(Dataset records)
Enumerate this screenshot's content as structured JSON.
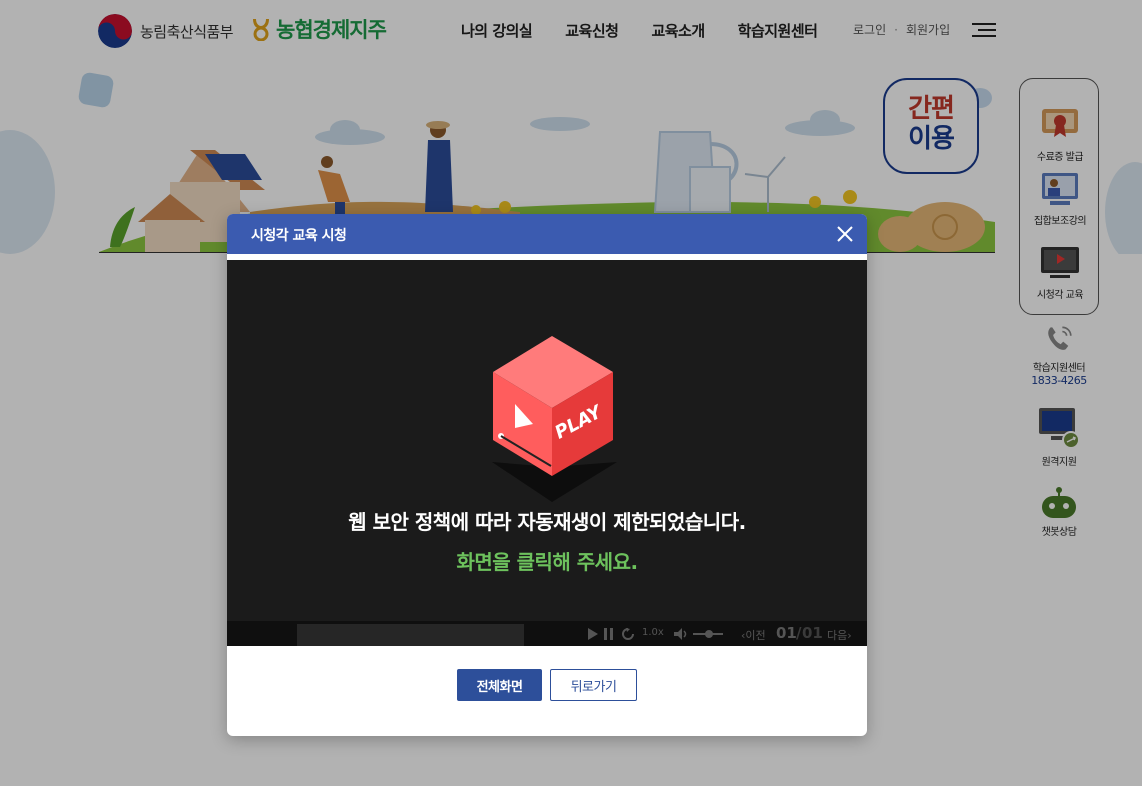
{
  "header": {
    "gov_logo_text": "농림축산식품부",
    "nh_logo_text": "농협경제지주",
    "nav": [
      "나의 강의실",
      "교육신청",
      "교육소개",
      "학습지원센터"
    ],
    "login": "로그인",
    "signup": "회원가입",
    "util_separator": "·"
  },
  "badge": {
    "line1": "간편",
    "line2": "이용"
  },
  "quick_menu": {
    "items": [
      {
        "label": "수료증 발급",
        "icon": "certificate-icon"
      },
      {
        "label": "집합보조강의",
        "icon": "video-lecture-icon"
      },
      {
        "label": "시청각 교육",
        "icon": "audiovisual-icon"
      }
    ],
    "support": {
      "label": "학습지원센터",
      "phone": "1833-4265"
    },
    "remote": {
      "label": "원격지원"
    },
    "chatbot": {
      "label": "챗봇상담"
    }
  },
  "modal": {
    "title": "시청각 교육 시청",
    "notice_line1": "웹 보안 정책에 따라 자동재생이 제한되었습니다.",
    "notice_line2": "화면을 클릭해 주세요.",
    "cube_label": "PLAY",
    "controls": {
      "speed": "1.0x",
      "prev": "‹이전",
      "current_page": "01",
      "separator": "/",
      "total_pages": "01",
      "next": "다음›"
    },
    "fullscreen_button": "전체화면",
    "back_button": "뒤로가기"
  },
  "colors": {
    "modal_header": "#3b5bb0",
    "primary_button": "#2d4f9a",
    "notice_green": "#6dc25d",
    "nh_green": "#1f9a4b",
    "badge_red": "#c0392b",
    "badge_blue": "#1a3c8f"
  }
}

## REQUIREMENT
Check each line of the records for "icon" and copy the ones that contain it.

## SOLVED PROBLEM
        "icon": "certificate-icon"
        "icon": "video-lecture-icon"
        "icon": "audiovisual-icon"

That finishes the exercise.